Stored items
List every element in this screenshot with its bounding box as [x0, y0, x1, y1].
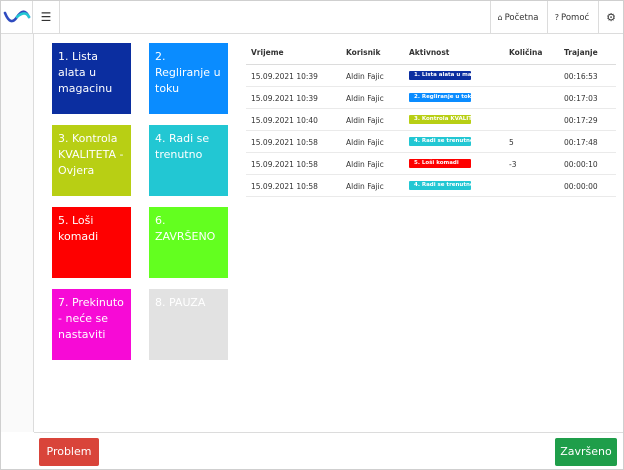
cell-user: Aldin Fajic: [346, 94, 384, 103]
tile-label: 3. Kontrola KVALITETA - Ovjera: [58, 132, 124, 177]
tile-pauza[interactable]: 8. PAUZA: [149, 289, 228, 360]
table-row: 15.09.2021 10:39 Aldin Fajic 1. Lista alat…: [246, 65, 616, 87]
logo-icon: [3, 10, 31, 23]
nav-help-button[interactable]: ? Pomoć: [548, 1, 596, 34]
cell-time: 15.09.2021 10:39: [251, 94, 318, 103]
tile-label: 6. ZAVRŠENO: [155, 214, 216, 243]
gear-icon: ⚙: [606, 11, 616, 24]
tile-zavrseno[interactable]: 6. ZAVRŠENO: [149, 207, 228, 278]
footer-bar: Problem Završeno: [34, 432, 623, 469]
tile-prekinuto[interactable]: 7. Prekinuto - neće se nastaviti: [52, 289, 131, 360]
table-row: 15.09.2021 10:58 Aldin Fajic 5. Loši komad…: [246, 153, 616, 175]
activity-badge: 2. Regliranje u toku: [409, 93, 471, 102]
table-row: 15.09.2021 10:58 Aldin Fajic 4. Radi se tr…: [246, 131, 616, 153]
cell-duration: 00:16:53: [564, 72, 598, 81]
col-vrijeme: Vrijeme: [251, 48, 284, 57]
tile-lista-alata[interactable]: 1. Lista alata u magacinu: [52, 43, 131, 114]
col-kolicina: Količina: [509, 48, 543, 57]
tile-label: 4. Radi se trenutno: [155, 132, 210, 161]
zavrseno-button[interactable]: Završeno: [555, 438, 617, 466]
tile-losi-komadi[interactable]: 5. Loši komadi: [52, 207, 131, 278]
cell-user: Aldin Fajic: [346, 182, 384, 191]
nav-help-label: Pomoć: [561, 13, 590, 23]
activity-badge: 3. Kontrola KVALITETA: [409, 115, 471, 124]
cell-qty: -3: [509, 160, 517, 169]
cell-duration: 00:17:03: [564, 94, 598, 103]
cell-duration: 00:17:48: [564, 138, 598, 147]
help-icon: ?: [554, 13, 560, 22]
problem-button[interactable]: Problem: [39, 438, 99, 466]
settings-button[interactable]: ⚙: [599, 1, 623, 34]
cell-duration: 00:00:00: [564, 182, 598, 191]
cell-time: 15.09.2021 10:58: [251, 182, 318, 191]
home-icon: ⌂: [497, 13, 503, 22]
activity-badge: 5. Loši komadi: [409, 159, 471, 168]
nav-home-label: Početna: [504, 13, 539, 23]
left-gutter: [1, 34, 34, 432]
tile-label: 1. Lista alata u magacinu: [58, 50, 113, 95]
cell-time: 15.09.2021 10:58: [251, 138, 318, 147]
table-row: 15.09.2021 10:58 Aldin Fajic 4. Radi se tr…: [246, 175, 616, 197]
col-korisnik: Korisnik: [346, 48, 381, 57]
tile-label: 8. PAUZA: [155, 296, 206, 309]
nav-home-button[interactable]: ⌂ Početna: [491, 1, 545, 34]
tile-kontrola-kvaliteta[interactable]: 3. Kontrola KVALITETA - Ovjera: [52, 125, 131, 196]
hamburger-icon[interactable]: ☰: [35, 7, 57, 27]
activity-badge: 1. Lista alata u magacinu: [409, 71, 471, 80]
col-aktivnost: Aktivnost: [409, 48, 450, 57]
tile-label: 5. Loši komadi: [58, 214, 99, 243]
cell-user: Aldin Fajic: [346, 72, 384, 81]
cell-time: 15.09.2021 10:58: [251, 160, 318, 169]
cell-time: 15.09.2021 10:39: [251, 72, 318, 81]
tile-label: 2. Regliranje u toku: [155, 50, 221, 95]
cell-duration: 00:00:10: [564, 160, 598, 169]
cell-time: 15.09.2021 10:40: [251, 116, 318, 125]
tile-regliranje[interactable]: 2. Regliranje u toku: [149, 43, 228, 114]
table-row: 15.09.2021 10:40 Aldin Fajic 3. Kontrola K…: [246, 109, 616, 131]
cell-duration: 00:17:29: [564, 116, 598, 125]
tile-label: 7. Prekinuto - neće se nastaviti: [58, 296, 124, 341]
tile-radi-se-trenutno[interactable]: 4. Radi se trenutno: [149, 125, 228, 196]
col-trajanje: Trajanje: [564, 48, 598, 57]
cell-qty: 5: [509, 138, 514, 147]
activity-badge: 4. Radi se trenutno: [409, 181, 471, 190]
activity-badge: 4. Radi se trenutno: [409, 137, 471, 146]
table-header: Vrijeme Korisnik Aktivnost Količina Traj…: [246, 45, 616, 65]
cell-user: Aldin Fajic: [346, 138, 384, 147]
top-bar: ☰ ⌂ Početna ? Pomoć ⚙: [1, 1, 623, 34]
cell-user: Aldin Fajic: [346, 160, 384, 169]
table-row: 15.09.2021 10:39 Aldin Fajic 2. Regliranje…: [246, 87, 616, 109]
cell-user: Aldin Fajic: [346, 116, 384, 125]
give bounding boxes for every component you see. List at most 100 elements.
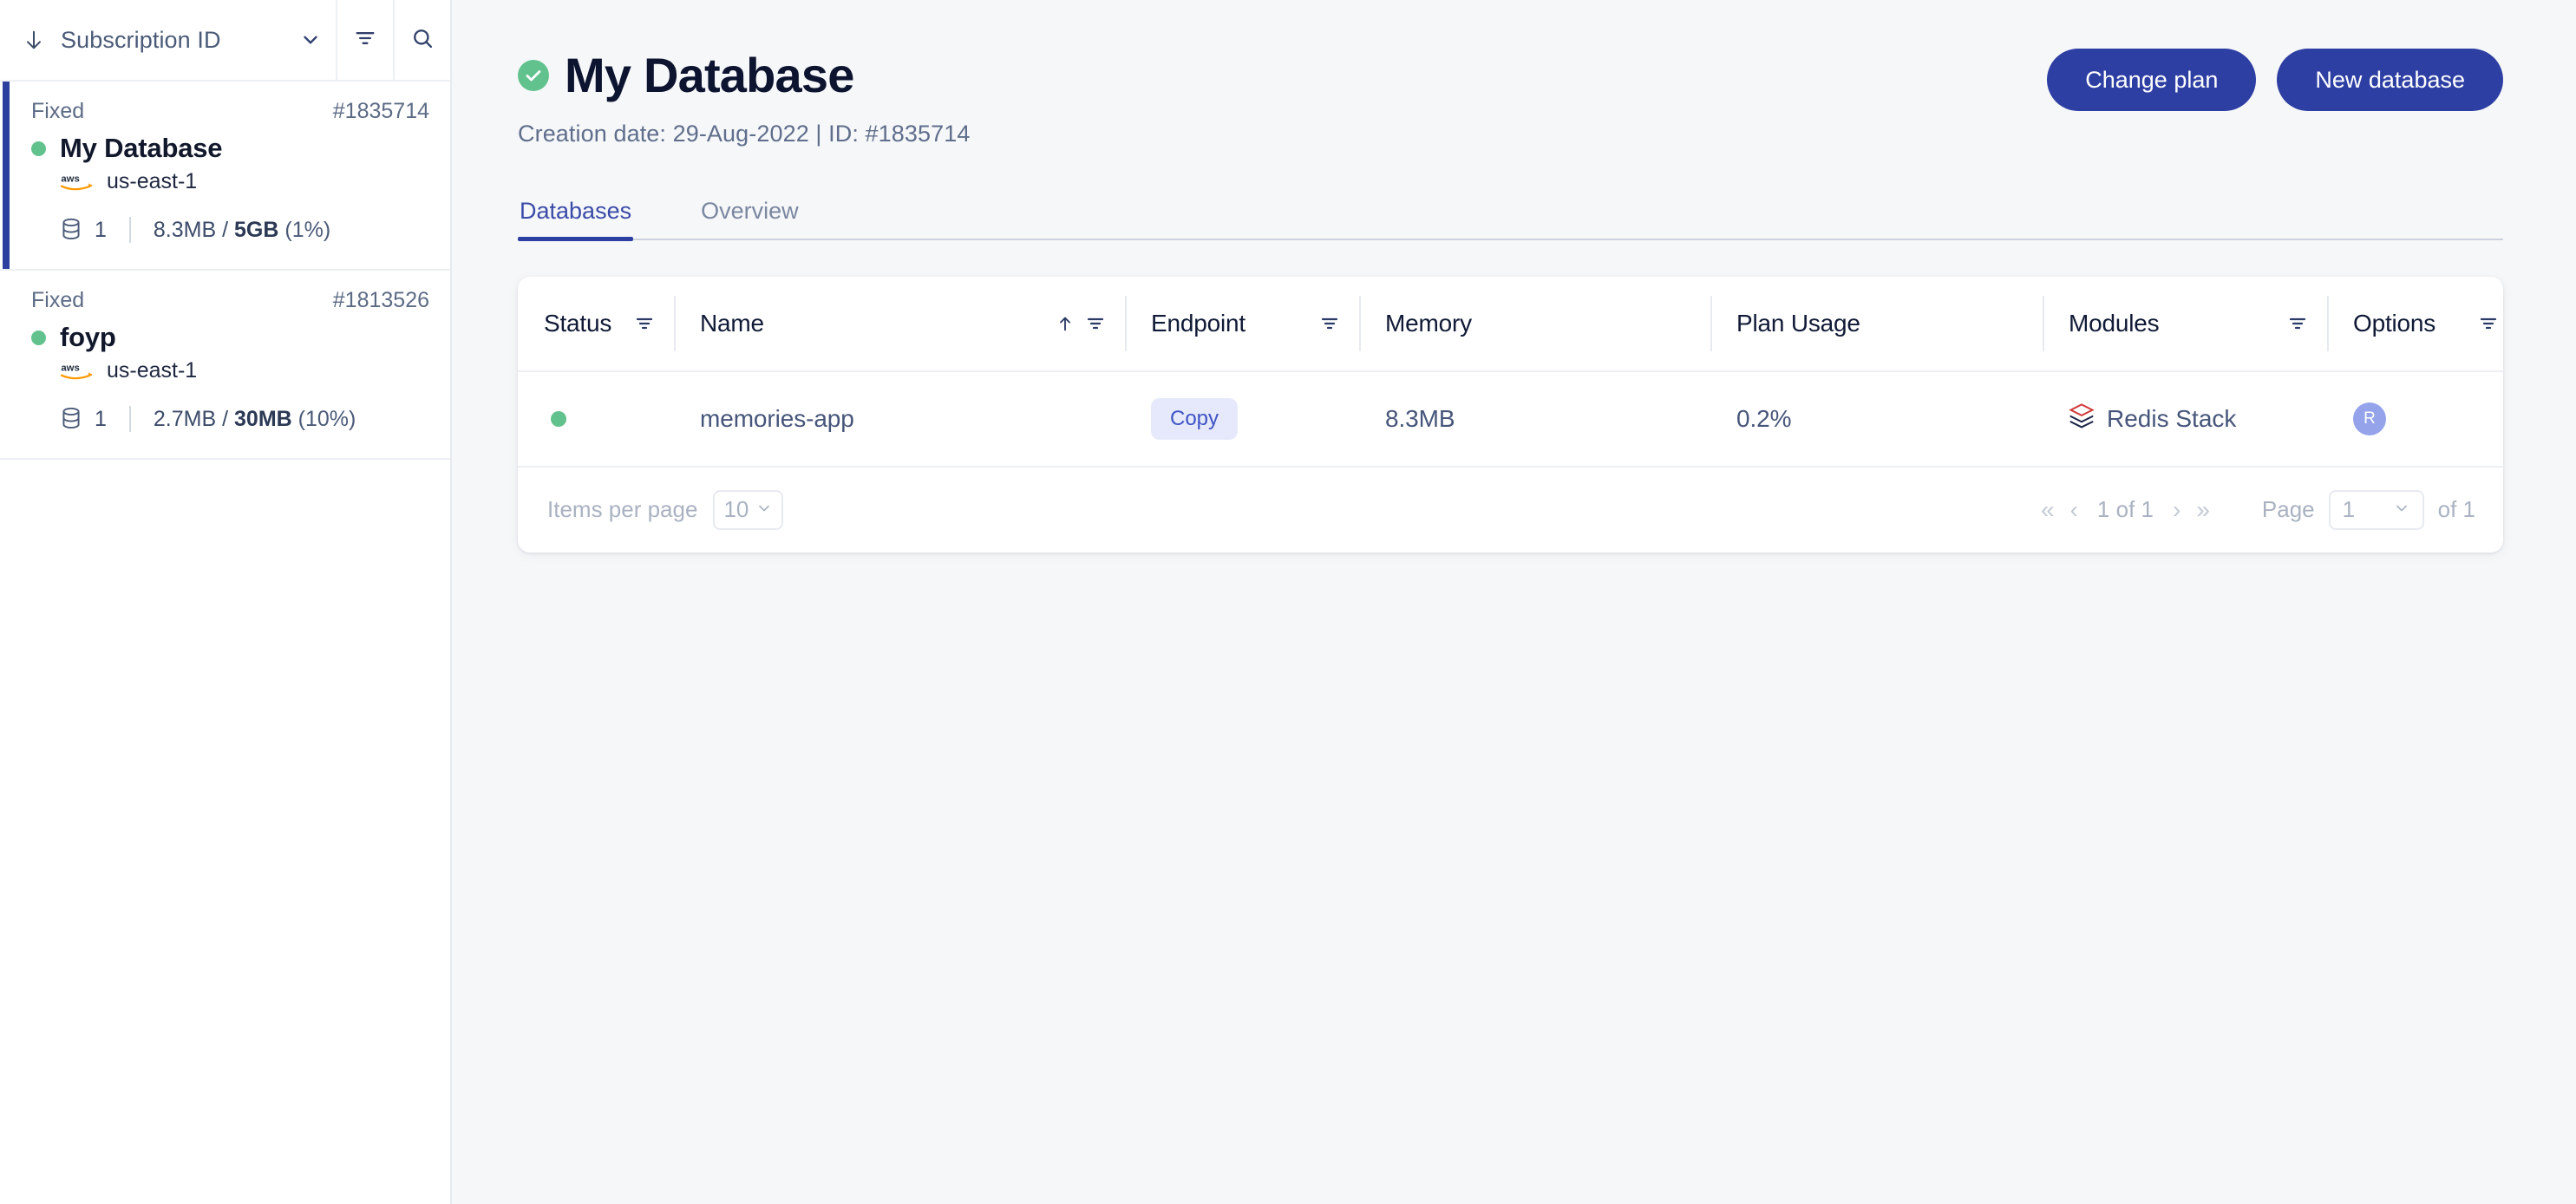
tab-overview[interactable]: Overview bbox=[699, 198, 816, 239]
subscription-plan: Fixed bbox=[31, 99, 85, 123]
table-row[interactable]: memories-app Copy 8.3MB 0.2% Redis Stack… bbox=[518, 372, 2503, 468]
sort-ascending-icon[interactable] bbox=[1056, 313, 1075, 334]
column-controls bbox=[634, 313, 674, 334]
status-dot-icon bbox=[31, 141, 46, 156]
cell-options: R bbox=[2327, 372, 2503, 466]
usage-separator: / bbox=[216, 406, 235, 431]
usage-separator: / bbox=[216, 217, 235, 242]
main-content: My Database Creation date: 29-Aug-2022 |… bbox=[452, 0, 2576, 1204]
column-header-name[interactable]: Name bbox=[674, 277, 1125, 370]
usage-percent: (1%) bbox=[284, 217, 331, 242]
subscription-name-row: My Database bbox=[31, 133, 429, 164]
subscription-meta: Fixed #1813526 bbox=[31, 288, 429, 313]
avatar[interactable]: R bbox=[2353, 402, 2386, 435]
sort-direction-icon[interactable] bbox=[19, 25, 49, 55]
column-label: Memory bbox=[1385, 309, 1472, 337]
subscription-meta: Fixed #1835714 bbox=[31, 99, 429, 124]
subscription-item-foyp[interactable]: Fixed #1813526 foyp aws us-east-1 1 2.7M… bbox=[0, 271, 450, 460]
subscription-list: Fixed #1835714 My Database aws us-east-1… bbox=[0, 82, 450, 1204]
subscription-region: us-east-1 bbox=[107, 169, 198, 193]
column-header-options[interactable]: Options bbox=[2327, 277, 2503, 370]
svg-text:aws: aws bbox=[61, 363, 79, 373]
filter-icon[interactable] bbox=[2287, 313, 2308, 334]
next-page-button[interactable]: › bbox=[2173, 497, 2180, 522]
column-label: Modules bbox=[2069, 309, 2160, 337]
sidebar-filter-button[interactable] bbox=[336, 0, 393, 81]
page-header: My Database Creation date: 29-Aug-2022 |… bbox=[452, 0, 2576, 147]
subscription-id: #1813526 bbox=[332, 288, 429, 312]
usage-total: 30MB bbox=[234, 406, 292, 431]
column-header-memory[interactable]: Memory bbox=[1359, 277, 1710, 370]
subscription-usage-row: 1 8.3MB / 5GB (1%) bbox=[60, 217, 429, 243]
check-circle-icon bbox=[518, 60, 549, 92]
change-plan-button[interactable]: Change plan bbox=[2047, 49, 2257, 111]
search-icon bbox=[410, 26, 435, 55]
database-icon bbox=[60, 217, 82, 243]
items-per-page-value: 10 bbox=[723, 496, 749, 523]
database-icon bbox=[60, 406, 82, 432]
databases-table-card: Status Name Endpoint Memory Plan Usage M… bbox=[518, 276, 2503, 553]
divider bbox=[128, 406, 131, 432]
column-controls bbox=[1319, 313, 1359, 334]
usage-total: 5GB bbox=[234, 217, 279, 242]
redis-stack-icon bbox=[2069, 402, 2095, 435]
page-label: Page bbox=[2261, 496, 2315, 523]
column-controls bbox=[1056, 313, 1125, 334]
subscription-plan: Fixed bbox=[31, 288, 85, 312]
aws-logo-icon: aws bbox=[60, 359, 95, 383]
subscription-usage-row: 1 2.7MB / 30MB (10%) bbox=[60, 406, 429, 432]
title-block: My Database Creation date: 29-Aug-2022 |… bbox=[518, 45, 970, 147]
table-footer: Items per page 10 « ‹ 1 of 1 › » Page 1 … bbox=[518, 468, 2503, 553]
filter-icon[interactable] bbox=[634, 313, 655, 334]
memory-value: 8.3MB bbox=[1385, 404, 1455, 432]
table-header-row: Status Name Endpoint Memory Plan Usage M… bbox=[518, 277, 2503, 372]
cell-name[interactable]: memories-app bbox=[674, 372, 1125, 466]
subscription-region-row: aws us-east-1 bbox=[60, 358, 429, 383]
pagination-group: « ‹ 1 of 1 › » Page 1 of 1 bbox=[2041, 489, 2475, 530]
column-header-plan-usage[interactable]: Plan Usage bbox=[1710, 277, 2043, 370]
new-database-button[interactable]: New database bbox=[2277, 49, 2503, 111]
items-per-page-select[interactable]: 10 bbox=[713, 489, 784, 530]
svg-text:aws: aws bbox=[61, 173, 79, 184]
subscription-name-row: foyp bbox=[31, 322, 429, 353]
aws-logo-icon: aws bbox=[60, 170, 95, 194]
cell-modules: Redis Stack bbox=[2043, 372, 2327, 466]
filter-icon[interactable] bbox=[2478, 313, 2499, 334]
tab-databases[interactable]: Databases bbox=[518, 198, 649, 241]
chevron-down-icon bbox=[755, 496, 773, 523]
column-header-modules[interactable]: Modules bbox=[2043, 277, 2327, 370]
filter-icon[interactable] bbox=[1319, 313, 1340, 334]
subscription-region-row: aws us-east-1 bbox=[60, 169, 429, 194]
page-total-label: of 1 bbox=[2437, 496, 2475, 523]
previous-page-button[interactable]: ‹ bbox=[2070, 497, 2078, 522]
module-name: Redis Stack bbox=[2107, 404, 2237, 432]
subscription-item-my-database[interactable]: Fixed #1835714 My Database aws us-east-1… bbox=[0, 82, 450, 271]
database-count: 1 bbox=[95, 406, 107, 431]
column-label: Endpoint bbox=[1151, 309, 1246, 337]
divider bbox=[128, 217, 131, 243]
subscription-region: us-east-1 bbox=[107, 358, 198, 383]
plan-usage-value: 0.2% bbox=[1736, 404, 1792, 432]
filter-icon bbox=[353, 26, 377, 55]
last-page-button[interactable]: » bbox=[2196, 497, 2210, 522]
cell-endpoint: Copy bbox=[1125, 372, 1359, 466]
column-label: Options bbox=[2353, 309, 2436, 337]
subscription-name: foyp bbox=[60, 322, 116, 352]
sidebar-search-button[interactable] bbox=[393, 0, 450, 81]
column-controls bbox=[2478, 313, 2503, 334]
page-select[interactable]: 1 bbox=[2328, 489, 2424, 530]
filter-icon[interactable] bbox=[1085, 313, 1106, 334]
subscription-sort-select[interactable]: Subscription ID bbox=[49, 0, 336, 81]
subscription-usage: 2.7MB / 30MB (10%) bbox=[154, 407, 356, 432]
usage-used: 2.7MB bbox=[153, 406, 217, 431]
sidebar: Subscription ID Fixed #1835714 My Databa… bbox=[0, 0, 452, 1204]
column-controls bbox=[2287, 313, 2327, 334]
column-header-status[interactable]: Status bbox=[518, 277, 674, 370]
pager: « ‹ 1 of 1 › » bbox=[2041, 496, 2210, 523]
first-page-button[interactable]: « bbox=[2041, 497, 2055, 522]
column-header-endpoint[interactable]: Endpoint bbox=[1125, 277, 1359, 370]
chevron-down-icon bbox=[299, 29, 322, 51]
subscription-id: #1835714 bbox=[332, 99, 429, 123]
copy-endpoint-button[interactable]: Copy bbox=[1151, 397, 1239, 440]
database-count: 1 bbox=[95, 217, 107, 242]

== EXERCISE AIM ==
Could you reproduce, unchanged, the lines from the one containing "tab-overview[interactable]: Overview bbox=[699, 198, 816, 239]" through the one containing "usage-separator: / bbox=[216, 406, 235, 431]", both included?

== PROBLEM SOLUTION ==
tab-overview[interactable]: Overview bbox=[699, 198, 816, 239]
subscription-plan: Fixed bbox=[31, 99, 85, 123]
table-row[interactable]: memories-app Copy 8.3MB 0.2% Redis Stack… bbox=[518, 372, 2503, 468]
sort-ascending-icon[interactable] bbox=[1056, 313, 1075, 334]
column-controls bbox=[634, 313, 674, 334]
status-dot-icon bbox=[31, 141, 46, 156]
cell-options: R bbox=[2327, 372, 2503, 466]
usage-separator: / bbox=[216, 406, 235, 431]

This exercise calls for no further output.